DIRECTIONS FOR THIS TASK: Using the listing below, give the number of lines where "受到攻擊" appears, and nothing else.

INPUT DATA:
=====

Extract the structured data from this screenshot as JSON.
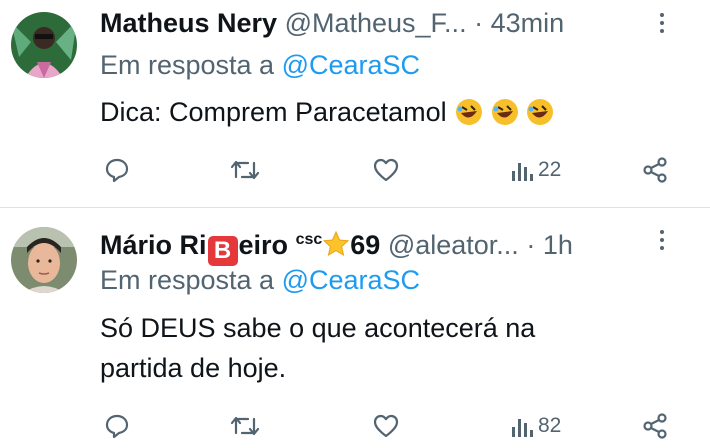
{
  "tweets": [
    {
      "name": "Matheus Nery",
      "handle": "@Matheus_F...",
      "dot": "·",
      "time": "43min",
      "reply_prefix": "Em resposta a",
      "reply_mention": "@CearaSC",
      "text": "Dica: Comprem Paracetamol",
      "emoji": [
        "rolling-on-floor-laughing",
        "rolling-on-floor-laughing",
        "rolling-on-floor-laughing"
      ],
      "views": "22"
    },
    {
      "name_part1": "Mário Ri",
      "name_badge": "B",
      "name_part2": "eiro",
      "name_super": "csc",
      "name_part3": "69",
      "handle": "@aleator...",
      "dot": "·",
      "time": "1h",
      "reply_prefix": "Em resposta a",
      "reply_mention": "@CearaSC",
      "text_line1": "Só DEUS sabe o que acontecerá na",
      "text_line2": "partida de hoje.",
      "views": "82"
    }
  ],
  "colors": {
    "text": "#0f1419",
    "muted": "#536471",
    "link": "#1d9bf0",
    "divider": "#dde2e6"
  },
  "icons": [
    "reply-icon",
    "retweet-icon",
    "like-icon",
    "views-icon",
    "share-icon",
    "more-icon",
    "star-icon",
    "b-badge-icon"
  ]
}
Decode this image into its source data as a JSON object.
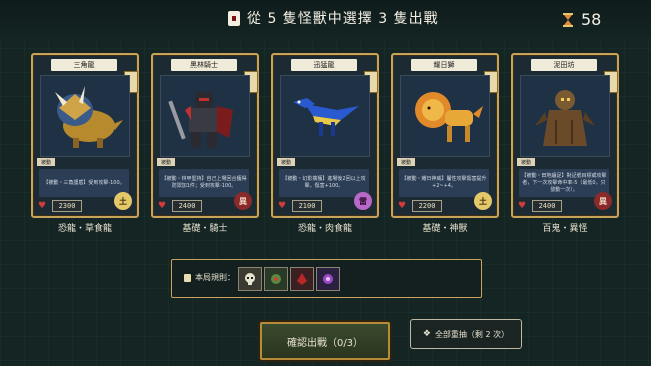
{
  "header": {
    "title": "從 5 隻怪獸中選擇 3 隻出戰",
    "title_icon": "card-icon",
    "timer_value": "58",
    "timer_icon": "hourglass-icon"
  },
  "cards": [
    {
      "name": "三角龍",
      "art_icon": "triceratops-icon",
      "tag": "被動",
      "description": "【被動・三角護盾】受到攻擊-100。",
      "hp": "2300",
      "element_glyph": "土",
      "element_color": "#e4c86a",
      "type": "恐龍・草食龍"
    },
    {
      "name": "黑林騎士",
      "art_icon": "dark-knight-icon",
      "tag": "被動",
      "description": "【被動・林甲堅持】自己上場回合獲得防禦加1件；受到攻擊-100。",
      "hp": "2400",
      "element_glyph": "異",
      "element_color": "#8a2a2a",
      "type": "基礎・騎士"
    },
    {
      "name": "迅猛龍",
      "art_icon": "velociraptor-icon",
      "tag": "被動",
      "description": "【被動・幻影擒獲】進場後2回以上攻擊，傷害+100。",
      "hp": "2100",
      "element_glyph": "雷",
      "element_color": "#b868c8",
      "type": "恐龍・肉食龍"
    },
    {
      "name": "耀日獅",
      "art_icon": "sun-lion-icon",
      "tag": "被動",
      "description": "【被動・耀日神威】屬性攻擊傷害提升+2~+4。",
      "hp": "2200",
      "element_glyph": "土",
      "element_color": "#e4c86a",
      "type": "基礎・神獸"
    },
    {
      "name": "泥田坊",
      "art_icon": "mud-ghost-icon",
      "tag": "被動",
      "description": "【被動・田地纏足】對記號目標或攻擊者，下一次攻擊命中率-5（最低0，只發動一次）。",
      "hp": "2400",
      "element_glyph": "異",
      "element_color": "#8a2a2a",
      "type": "百鬼・異怪"
    }
  ],
  "rules": {
    "label": "本局規則：",
    "icons": [
      "skull-rule-icon",
      "vine-rule-icon",
      "blood-rule-icon",
      "purple-claw-rule-icon"
    ]
  },
  "actions": {
    "confirm_label": "確認出戰（0/3）",
    "reroll_label": "全部重抽（剩 2 次）",
    "reroll_icon": "dice-icon"
  }
}
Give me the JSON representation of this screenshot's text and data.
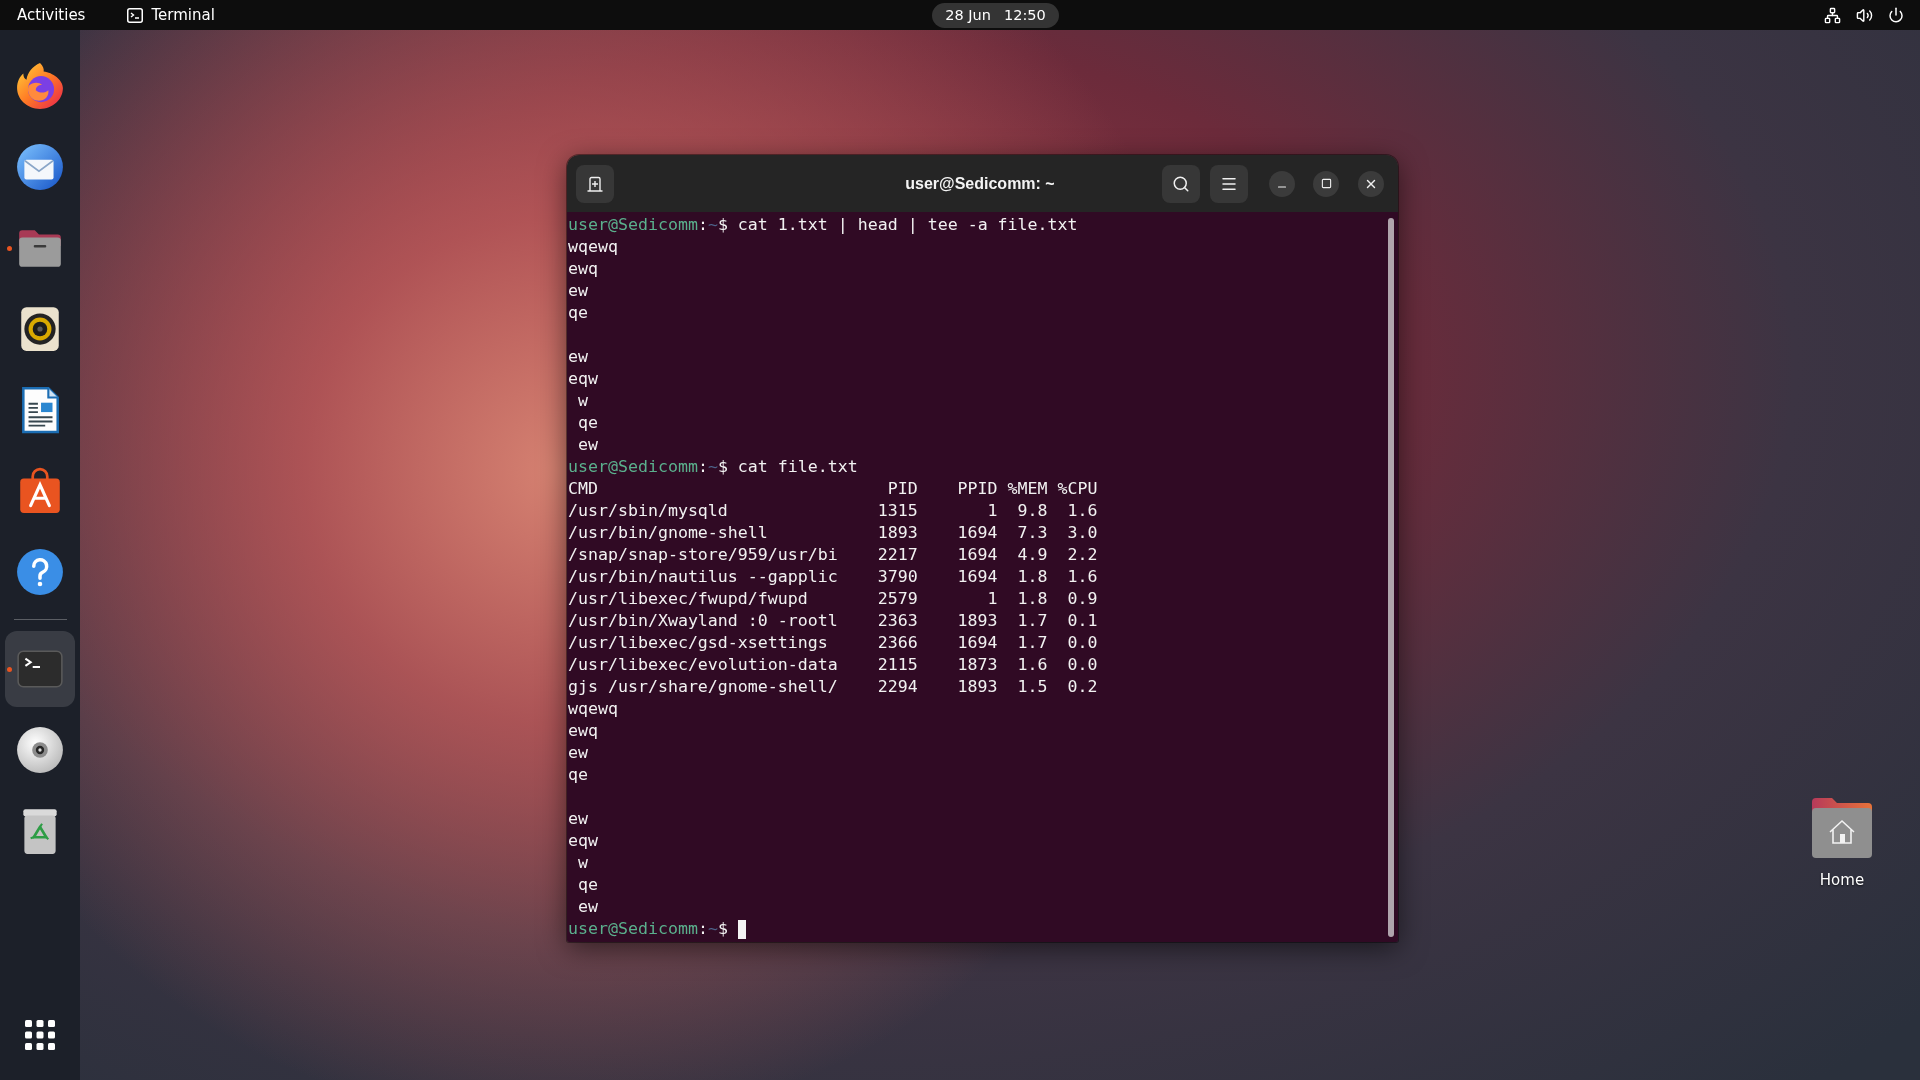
{
  "top_bar": {
    "activities": "Activities",
    "app_menu": "Terminal",
    "clock": {
      "date": "28 Jun",
      "time": "12:50"
    }
  },
  "dock": {
    "favorites": [
      {
        "kind": "browser",
        "running": false,
        "selected": false
      },
      {
        "kind": "mail",
        "running": false,
        "selected": false
      },
      {
        "kind": "files",
        "running": true,
        "selected": false
      },
      {
        "kind": "music",
        "running": false,
        "selected": false
      },
      {
        "kind": "document",
        "running": false,
        "selected": false
      },
      {
        "kind": "store",
        "running": false,
        "selected": false
      },
      {
        "kind": "help",
        "running": false,
        "selected": false
      }
    ],
    "others": [
      {
        "kind": "terminal",
        "running": true,
        "selected": true
      },
      {
        "kind": "disc",
        "running": false,
        "selected": false
      },
      {
        "kind": "trash",
        "running": false,
        "selected": false
      }
    ]
  },
  "terminal_window": {
    "title": "user@Sedicomm: ~",
    "lines": [
      {
        "kind": "prompt",
        "host": "user@Sedicomm",
        "colon": ":",
        "path": "~",
        "sign": "$",
        "command": "cat 1.txt | head | tee -a file.txt",
        "cursor": false
      },
      {
        "kind": "output",
        "text": "wqewq"
      },
      {
        "kind": "output",
        "text": "ewq"
      },
      {
        "kind": "output",
        "text": "ew"
      },
      {
        "kind": "output",
        "text": "qe"
      },
      {
        "kind": "blank"
      },
      {
        "kind": "output",
        "text": "ew"
      },
      {
        "kind": "output",
        "text": "eqw"
      },
      {
        "kind": "output",
        "text": " w"
      },
      {
        "kind": "output",
        "text": " qe"
      },
      {
        "kind": "output",
        "text": " ew"
      },
      {
        "kind": "prompt",
        "host": "user@Sedicomm",
        "colon": ":",
        "path": "~",
        "sign": "$",
        "command": "cat file.txt",
        "cursor": false
      },
      {
        "kind": "table_header",
        "cells": [
          "CMD",
          "PID",
          "PPID",
          "%MEM",
          "%CPU"
        ]
      },
      {
        "kind": "table_row",
        "cells": [
          "/usr/sbin/mysqld",
          "1315",
          "1",
          "9.8",
          "1.6"
        ]
      },
      {
        "kind": "table_row",
        "cells": [
          "/usr/bin/gnome-shell",
          "1893",
          "1694",
          "7.3",
          "3.0"
        ]
      },
      {
        "kind": "table_row",
        "cells": [
          "/snap/snap-store/959/usr/bi",
          "2217",
          "1694",
          "4.9",
          "2.2"
        ]
      },
      {
        "kind": "table_row",
        "cells": [
          "/usr/bin/nautilus --gapplic",
          "3790",
          "1694",
          "1.8",
          "1.6"
        ]
      },
      {
        "kind": "table_row",
        "cells": [
          "/usr/libexec/fwupd/fwupd",
          "2579",
          "1",
          "1.8",
          "0.9"
        ]
      },
      {
        "kind": "table_row",
        "cells": [
          "/usr/bin/Xwayland :0 -rootl",
          "2363",
          "1893",
          "1.7",
          "0.1"
        ]
      },
      {
        "kind": "table_row",
        "cells": [
          "/usr/libexec/gsd-xsettings",
          "2366",
          "1694",
          "1.7",
          "0.0"
        ]
      },
      {
        "kind": "table_row",
        "cells": [
          "/usr/libexec/evolution-data",
          "2115",
          "1873",
          "1.6",
          "0.0"
        ]
      },
      {
        "kind": "table_row",
        "cells": [
          "gjs /usr/share/gnome-shell/",
          "2294",
          "1893",
          "1.5",
          "0.2"
        ]
      },
      {
        "kind": "output",
        "text": "wqewq"
      },
      {
        "kind": "output",
        "text": "ewq"
      },
      {
        "kind": "output",
        "text": "ew"
      },
      {
        "kind": "output",
        "text": "qe"
      },
      {
        "kind": "blank"
      },
      {
        "kind": "output",
        "text": "ew"
      },
      {
        "kind": "output",
        "text": "eqw"
      },
      {
        "kind": "output",
        "text": " w"
      },
      {
        "kind": "output",
        "text": " qe"
      },
      {
        "kind": "output",
        "text": " ew"
      },
      {
        "kind": "prompt",
        "host": "user@Sedicomm",
        "colon": ":",
        "path": "~",
        "sign": "$",
        "cursor": true
      }
    ]
  },
  "desktop_icons": [
    {
      "label": "Home"
    }
  ]
}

=====

CORRECT ANSWER: 2